**What the task asks:**
The records below are to be repeated in full, exactly as they are.

Dataset rows about figures:
◆ ◆ ◆ ◆ ◆

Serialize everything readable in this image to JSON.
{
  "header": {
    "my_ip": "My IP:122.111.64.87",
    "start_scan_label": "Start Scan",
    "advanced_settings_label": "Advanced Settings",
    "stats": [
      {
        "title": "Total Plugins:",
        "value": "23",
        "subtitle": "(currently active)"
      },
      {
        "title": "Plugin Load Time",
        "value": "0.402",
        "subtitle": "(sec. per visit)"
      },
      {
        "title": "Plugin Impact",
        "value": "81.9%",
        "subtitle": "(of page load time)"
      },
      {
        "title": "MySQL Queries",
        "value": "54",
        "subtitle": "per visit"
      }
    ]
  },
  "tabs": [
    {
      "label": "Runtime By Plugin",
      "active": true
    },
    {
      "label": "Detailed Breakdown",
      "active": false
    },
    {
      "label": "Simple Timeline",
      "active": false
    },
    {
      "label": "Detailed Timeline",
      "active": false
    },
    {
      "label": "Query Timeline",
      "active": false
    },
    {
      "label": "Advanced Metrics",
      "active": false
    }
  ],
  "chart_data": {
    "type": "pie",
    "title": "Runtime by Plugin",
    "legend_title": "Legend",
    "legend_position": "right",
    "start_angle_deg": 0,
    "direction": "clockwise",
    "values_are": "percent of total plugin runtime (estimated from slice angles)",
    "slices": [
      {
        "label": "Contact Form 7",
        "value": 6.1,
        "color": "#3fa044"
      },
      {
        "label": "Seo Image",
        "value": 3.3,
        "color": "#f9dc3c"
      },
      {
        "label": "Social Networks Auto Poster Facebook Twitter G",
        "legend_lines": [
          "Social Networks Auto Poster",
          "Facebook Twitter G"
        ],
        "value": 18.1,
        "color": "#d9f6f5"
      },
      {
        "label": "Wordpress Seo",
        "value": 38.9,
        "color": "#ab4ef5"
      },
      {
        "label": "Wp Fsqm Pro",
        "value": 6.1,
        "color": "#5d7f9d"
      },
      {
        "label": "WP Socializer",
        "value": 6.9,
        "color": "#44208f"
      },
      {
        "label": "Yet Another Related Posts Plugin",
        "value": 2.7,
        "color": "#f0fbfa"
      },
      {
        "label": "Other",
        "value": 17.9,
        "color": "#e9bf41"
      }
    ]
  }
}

◆ ◆ ◆ ◆ ◆

**Exercise response:**
Serialize everything readable in this image to JSON.
{
  "header": {
    "my_ip": "My IP:122.111.64.87",
    "start_scan_label": "Start Scan",
    "advanced_settings_label": "Advanced Settings",
    "stats": [
      {
        "title": "Total Plugins:",
        "value": "23",
        "subtitle": "(currently active)"
      },
      {
        "title": "Plugin Load Time",
        "value": "0.402",
        "subtitle": "(sec. per visit)"
      },
      {
        "title": "Plugin Impact",
        "value": "81.9%",
        "subtitle": "(of page load time)"
      },
      {
        "title": "MySQL Queries",
        "value": "54",
        "subtitle": "per visit"
      }
    ]
  },
  "tabs": [
    {
      "label": "Runtime By Plugin",
      "active": true
    },
    {
      "label": "Detailed Breakdown",
      "active": false
    },
    {
      "label": "Simple Timeline",
      "active": false
    },
    {
      "label": "Detailed Timeline",
      "active": false
    },
    {
      "label": "Query Timeline",
      "active": false
    },
    {
      "label": "Advanced Metrics",
      "active": false
    }
  ],
  "chart_data": {
    "type": "pie",
    "title": "Runtime by Plugin",
    "legend_title": "Legend",
    "legend_position": "right",
    "start_angle_deg": 0,
    "direction": "clockwise",
    "values_are": "percent of total plugin runtime (estimated from slice angles)",
    "slices": [
      {
        "label": "Contact Form 7",
        "value": 6.1,
        "color": "#3fa044"
      },
      {
        "label": "Seo Image",
        "value": 3.3,
        "color": "#f9dc3c"
      },
      {
        "label": "Social Networks Auto Poster Facebook Twitter G",
        "legend_lines": [
          "Social Networks Auto Poster",
          "Facebook Twitter G"
        ],
        "value": 18.1,
        "color": "#d9f6f5"
      },
      {
        "label": "Wordpress Seo",
        "value": 38.9,
        "color": "#ab4ef5"
      },
      {
        "label": "Wp Fsqm Pro",
        "value": 6.1,
        "color": "#5d7f9d"
      },
      {
        "label": "WP Socializer",
        "value": 6.9,
        "color": "#44208f"
      },
      {
        "label": "Yet Another Related Posts Plugin",
        "value": 2.7,
        "color": "#f0fbfa"
      },
      {
        "label": "Other",
        "value": 17.9,
        "color": "#e9bf41"
      }
    ]
  }
}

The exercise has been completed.